## Data extract

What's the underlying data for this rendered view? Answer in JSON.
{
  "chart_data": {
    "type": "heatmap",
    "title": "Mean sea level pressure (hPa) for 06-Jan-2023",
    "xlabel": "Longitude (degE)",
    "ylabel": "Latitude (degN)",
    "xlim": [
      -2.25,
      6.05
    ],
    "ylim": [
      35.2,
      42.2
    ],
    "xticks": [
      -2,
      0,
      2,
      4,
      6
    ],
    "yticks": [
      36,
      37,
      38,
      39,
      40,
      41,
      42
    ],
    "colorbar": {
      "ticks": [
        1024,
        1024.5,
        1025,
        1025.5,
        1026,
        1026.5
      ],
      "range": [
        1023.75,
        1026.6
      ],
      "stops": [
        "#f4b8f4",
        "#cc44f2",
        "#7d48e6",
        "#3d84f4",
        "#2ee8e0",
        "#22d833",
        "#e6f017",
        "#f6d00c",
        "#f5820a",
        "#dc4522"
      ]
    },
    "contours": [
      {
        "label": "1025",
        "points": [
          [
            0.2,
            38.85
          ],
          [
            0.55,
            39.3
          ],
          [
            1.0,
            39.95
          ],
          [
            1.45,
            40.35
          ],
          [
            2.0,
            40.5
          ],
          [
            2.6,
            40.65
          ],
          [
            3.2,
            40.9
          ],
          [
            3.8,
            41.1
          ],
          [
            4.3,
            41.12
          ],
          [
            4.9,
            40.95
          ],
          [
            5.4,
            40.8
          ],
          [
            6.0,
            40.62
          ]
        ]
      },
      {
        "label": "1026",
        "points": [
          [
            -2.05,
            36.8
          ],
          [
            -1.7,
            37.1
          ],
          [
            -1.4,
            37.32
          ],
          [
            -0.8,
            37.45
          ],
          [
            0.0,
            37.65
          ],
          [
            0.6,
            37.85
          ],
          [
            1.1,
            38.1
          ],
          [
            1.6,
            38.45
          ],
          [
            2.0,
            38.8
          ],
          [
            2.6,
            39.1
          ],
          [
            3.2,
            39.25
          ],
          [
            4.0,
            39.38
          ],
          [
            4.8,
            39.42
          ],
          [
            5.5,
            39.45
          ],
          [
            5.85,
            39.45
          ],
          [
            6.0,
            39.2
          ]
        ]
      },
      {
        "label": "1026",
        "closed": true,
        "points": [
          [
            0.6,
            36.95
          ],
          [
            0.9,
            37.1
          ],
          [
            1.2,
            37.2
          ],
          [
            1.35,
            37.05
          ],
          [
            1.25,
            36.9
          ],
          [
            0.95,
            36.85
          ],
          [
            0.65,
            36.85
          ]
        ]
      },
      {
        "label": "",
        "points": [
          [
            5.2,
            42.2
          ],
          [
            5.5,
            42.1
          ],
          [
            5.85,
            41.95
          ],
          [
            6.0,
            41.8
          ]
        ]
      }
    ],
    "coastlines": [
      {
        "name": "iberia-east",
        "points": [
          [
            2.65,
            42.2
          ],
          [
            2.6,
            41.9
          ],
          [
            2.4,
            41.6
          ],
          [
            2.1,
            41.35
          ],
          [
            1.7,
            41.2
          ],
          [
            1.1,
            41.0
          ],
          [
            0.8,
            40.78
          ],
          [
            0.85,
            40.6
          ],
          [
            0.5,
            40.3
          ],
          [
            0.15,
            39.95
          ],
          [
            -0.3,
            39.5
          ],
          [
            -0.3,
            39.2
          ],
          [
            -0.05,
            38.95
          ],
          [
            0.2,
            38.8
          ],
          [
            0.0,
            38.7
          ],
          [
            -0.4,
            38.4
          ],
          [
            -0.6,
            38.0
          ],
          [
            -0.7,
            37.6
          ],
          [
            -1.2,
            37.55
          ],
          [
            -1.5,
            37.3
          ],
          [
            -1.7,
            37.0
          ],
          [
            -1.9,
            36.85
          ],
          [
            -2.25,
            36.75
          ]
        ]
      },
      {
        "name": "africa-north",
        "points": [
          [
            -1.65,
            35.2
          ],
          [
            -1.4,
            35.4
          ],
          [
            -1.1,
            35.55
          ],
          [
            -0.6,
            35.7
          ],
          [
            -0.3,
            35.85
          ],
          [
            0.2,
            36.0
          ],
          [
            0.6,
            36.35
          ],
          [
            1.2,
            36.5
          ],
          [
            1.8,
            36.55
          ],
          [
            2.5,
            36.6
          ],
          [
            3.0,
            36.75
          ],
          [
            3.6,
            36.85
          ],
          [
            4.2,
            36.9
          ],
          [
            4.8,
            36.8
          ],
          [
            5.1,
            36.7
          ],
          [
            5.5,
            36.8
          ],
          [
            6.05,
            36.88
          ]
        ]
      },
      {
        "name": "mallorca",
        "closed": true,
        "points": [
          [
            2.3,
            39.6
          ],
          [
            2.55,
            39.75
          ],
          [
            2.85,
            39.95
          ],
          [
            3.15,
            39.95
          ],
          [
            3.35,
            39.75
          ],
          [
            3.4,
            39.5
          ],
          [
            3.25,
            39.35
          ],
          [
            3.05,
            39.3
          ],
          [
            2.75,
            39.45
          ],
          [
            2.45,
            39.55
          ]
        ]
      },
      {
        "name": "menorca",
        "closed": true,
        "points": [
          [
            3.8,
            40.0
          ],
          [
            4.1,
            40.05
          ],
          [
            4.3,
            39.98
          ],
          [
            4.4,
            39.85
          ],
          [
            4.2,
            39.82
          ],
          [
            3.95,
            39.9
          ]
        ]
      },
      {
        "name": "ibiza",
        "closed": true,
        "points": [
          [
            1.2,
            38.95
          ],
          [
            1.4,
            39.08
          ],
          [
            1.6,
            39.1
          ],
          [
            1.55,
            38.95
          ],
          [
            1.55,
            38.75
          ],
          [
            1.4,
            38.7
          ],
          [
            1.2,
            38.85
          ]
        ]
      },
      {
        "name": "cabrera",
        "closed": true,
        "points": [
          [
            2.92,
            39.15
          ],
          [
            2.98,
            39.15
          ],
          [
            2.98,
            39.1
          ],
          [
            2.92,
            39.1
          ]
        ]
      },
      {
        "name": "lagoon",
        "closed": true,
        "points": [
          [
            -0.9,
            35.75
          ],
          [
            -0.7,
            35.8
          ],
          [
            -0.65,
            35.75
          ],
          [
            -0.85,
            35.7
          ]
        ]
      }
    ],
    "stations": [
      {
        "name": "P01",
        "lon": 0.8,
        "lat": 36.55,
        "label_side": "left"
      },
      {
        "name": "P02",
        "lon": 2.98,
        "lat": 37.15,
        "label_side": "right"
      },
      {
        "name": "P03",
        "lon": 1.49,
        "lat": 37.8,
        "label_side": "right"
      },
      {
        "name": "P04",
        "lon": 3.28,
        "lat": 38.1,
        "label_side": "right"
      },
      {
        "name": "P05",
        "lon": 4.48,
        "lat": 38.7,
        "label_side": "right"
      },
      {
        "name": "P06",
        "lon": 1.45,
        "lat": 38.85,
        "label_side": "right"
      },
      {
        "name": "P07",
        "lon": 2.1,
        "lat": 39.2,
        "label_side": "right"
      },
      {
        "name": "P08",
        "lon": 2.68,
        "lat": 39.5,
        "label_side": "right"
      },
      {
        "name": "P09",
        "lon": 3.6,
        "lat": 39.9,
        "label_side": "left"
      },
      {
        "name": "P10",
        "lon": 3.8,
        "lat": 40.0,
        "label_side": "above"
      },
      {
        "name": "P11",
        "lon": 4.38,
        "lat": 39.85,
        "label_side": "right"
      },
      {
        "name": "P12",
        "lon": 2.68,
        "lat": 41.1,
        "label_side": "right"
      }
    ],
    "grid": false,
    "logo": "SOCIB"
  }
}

## Do this
Restate the records, all of them, precisely as written.

## Solution
What's the underlying data for this rendered view? Answer in JSON.
{
  "chart_data": {
    "type": "heatmap",
    "title": "Mean sea level pressure (hPa) for 06-Jan-2023",
    "xlabel": "Longitude (degE)",
    "ylabel": "Latitude (degN)",
    "xlim": [
      -2.25,
      6.05
    ],
    "ylim": [
      35.2,
      42.2
    ],
    "xticks": [
      -2,
      0,
      2,
      4,
      6
    ],
    "yticks": [
      36,
      37,
      38,
      39,
      40,
      41,
      42
    ],
    "colorbar": {
      "ticks": [
        1024,
        1024.5,
        1025,
        1025.5,
        1026,
        1026.5
      ],
      "range": [
        1023.75,
        1026.6
      ],
      "stops": [
        "#f4b8f4",
        "#cc44f2",
        "#7d48e6",
        "#3d84f4",
        "#2ee8e0",
        "#22d833",
        "#e6f017",
        "#f6d00c",
        "#f5820a",
        "#dc4522"
      ]
    },
    "contours": [
      {
        "label": "1025",
        "points": [
          [
            0.2,
            38.85
          ],
          [
            0.55,
            39.3
          ],
          [
            1.0,
            39.95
          ],
          [
            1.45,
            40.35
          ],
          [
            2.0,
            40.5
          ],
          [
            2.6,
            40.65
          ],
          [
            3.2,
            40.9
          ],
          [
            3.8,
            41.1
          ],
          [
            4.3,
            41.12
          ],
          [
            4.9,
            40.95
          ],
          [
            5.4,
            40.8
          ],
          [
            6.0,
            40.62
          ]
        ]
      },
      {
        "label": "1026",
        "points": [
          [
            -2.05,
            36.8
          ],
          [
            -1.7,
            37.1
          ],
          [
            -1.4,
            37.32
          ],
          [
            -0.8,
            37.45
          ],
          [
            0.0,
            37.65
          ],
          [
            0.6,
            37.85
          ],
          [
            1.1,
            38.1
          ],
          [
            1.6,
            38.45
          ],
          [
            2.0,
            38.8
          ],
          [
            2.6,
            39.1
          ],
          [
            3.2,
            39.25
          ],
          [
            4.0,
            39.38
          ],
          [
            4.8,
            39.42
          ],
          [
            5.5,
            39.45
          ],
          [
            5.85,
            39.45
          ],
          [
            6.0,
            39.2
          ]
        ]
      },
      {
        "label": "1026",
        "closed": true,
        "points": [
          [
            0.6,
            36.95
          ],
          [
            0.9,
            37.1
          ],
          [
            1.2,
            37.2
          ],
          [
            1.35,
            37.05
          ],
          [
            1.25,
            36.9
          ],
          [
            0.95,
            36.85
          ],
          [
            0.65,
            36.85
          ]
        ]
      },
      {
        "label": "",
        "points": [
          [
            5.2,
            42.2
          ],
          [
            5.5,
            42.1
          ],
          [
            5.85,
            41.95
          ],
          [
            6.0,
            41.8
          ]
        ]
      }
    ],
    "coastlines": [
      {
        "name": "iberia-east",
        "points": [
          [
            2.65,
            42.2
          ],
          [
            2.6,
            41.9
          ],
          [
            2.4,
            41.6
          ],
          [
            2.1,
            41.35
          ],
          [
            1.7,
            41.2
          ],
          [
            1.1,
            41.0
          ],
          [
            0.8,
            40.78
          ],
          [
            0.85,
            40.6
          ],
          [
            0.5,
            40.3
          ],
          [
            0.15,
            39.95
          ],
          [
            -0.3,
            39.5
          ],
          [
            -0.3,
            39.2
          ],
          [
            -0.05,
            38.95
          ],
          [
            0.2,
            38.8
          ],
          [
            0.0,
            38.7
          ],
          [
            -0.4,
            38.4
          ],
          [
            -0.6,
            38.0
          ],
          [
            -0.7,
            37.6
          ],
          [
            -1.2,
            37.55
          ],
          [
            -1.5,
            37.3
          ],
          [
            -1.7,
            37.0
          ],
          [
            -1.9,
            36.85
          ],
          [
            -2.25,
            36.75
          ]
        ]
      },
      {
        "name": "africa-north",
        "points": [
          [
            -1.65,
            35.2
          ],
          [
            -1.4,
            35.4
          ],
          [
            -1.1,
            35.55
          ],
          [
            -0.6,
            35.7
          ],
          [
            -0.3,
            35.85
          ],
          [
            0.2,
            36.0
          ],
          [
            0.6,
            36.35
          ],
          [
            1.2,
            36.5
          ],
          [
            1.8,
            36.55
          ],
          [
            2.5,
            36.6
          ],
          [
            3.0,
            36.75
          ],
          [
            3.6,
            36.85
          ],
          [
            4.2,
            36.9
          ],
          [
            4.8,
            36.8
          ],
          [
            5.1,
            36.7
          ],
          [
            5.5,
            36.8
          ],
          [
            6.05,
            36.88
          ]
        ]
      },
      {
        "name": "mallorca",
        "closed": true,
        "points": [
          [
            2.3,
            39.6
          ],
          [
            2.55,
            39.75
          ],
          [
            2.85,
            39.95
          ],
          [
            3.15,
            39.95
          ],
          [
            3.35,
            39.75
          ],
          [
            3.4,
            39.5
          ],
          [
            3.25,
            39.35
          ],
          [
            3.05,
            39.3
          ],
          [
            2.75,
            39.45
          ],
          [
            2.45,
            39.55
          ]
        ]
      },
      {
        "name": "menorca",
        "closed": true,
        "points": [
          [
            3.8,
            40.0
          ],
          [
            4.1,
            40.05
          ],
          [
            4.3,
            39.98
          ],
          [
            4.4,
            39.85
          ],
          [
            4.2,
            39.82
          ],
          [
            3.95,
            39.9
          ]
        ]
      },
      {
        "name": "ibiza",
        "closed": true,
        "points": [
          [
            1.2,
            38.95
          ],
          [
            1.4,
            39.08
          ],
          [
            1.6,
            39.1
          ],
          [
            1.55,
            38.95
          ],
          [
            1.55,
            38.75
          ],
          [
            1.4,
            38.7
          ],
          [
            1.2,
            38.85
          ]
        ]
      },
      {
        "name": "cabrera",
        "closed": true,
        "points": [
          [
            2.92,
            39.15
          ],
          [
            2.98,
            39.15
          ],
          [
            2.98,
            39.1
          ],
          [
            2.92,
            39.1
          ]
        ]
      },
      {
        "name": "lagoon",
        "closed": true,
        "points": [
          [
            -0.9,
            35.75
          ],
          [
            -0.7,
            35.8
          ],
          [
            -0.65,
            35.75
          ],
          [
            -0.85,
            35.7
          ]
        ]
      }
    ],
    "stations": [
      {
        "name": "P01",
        "lon": 0.8,
        "lat": 36.55,
        "label_side": "left"
      },
      {
        "name": "P02",
        "lon": 2.98,
        "lat": 37.15,
        "label_side": "right"
      },
      {
        "name": "P03",
        "lon": 1.49,
        "lat": 37.8,
        "label_side": "right"
      },
      {
        "name": "P04",
        "lon": 3.28,
        "lat": 38.1,
        "label_side": "right"
      },
      {
        "name": "P05",
        "lon": 4.48,
        "lat": 38.7,
        "label_side": "right"
      },
      {
        "name": "P06",
        "lon": 1.45,
        "lat": 38.85,
        "label_side": "right"
      },
      {
        "name": "P07",
        "lon": 2.1,
        "lat": 39.2,
        "label_side": "right"
      },
      {
        "name": "P08",
        "lon": 2.68,
        "lat": 39.5,
        "label_side": "right"
      },
      {
        "name": "P09",
        "lon": 3.6,
        "lat": 39.9,
        "label_side": "left"
      },
      {
        "name": "P10",
        "lon": 3.8,
        "lat": 40.0,
        "label_side": "above"
      },
      {
        "name": "P11",
        "lon": 4.38,
        "lat": 39.85,
        "label_side": "right"
      },
      {
        "name": "P12",
        "lon": 2.68,
        "lat": 41.1,
        "label_side": "right"
      }
    ],
    "grid": false,
    "logo": "SOCIB"
  }
}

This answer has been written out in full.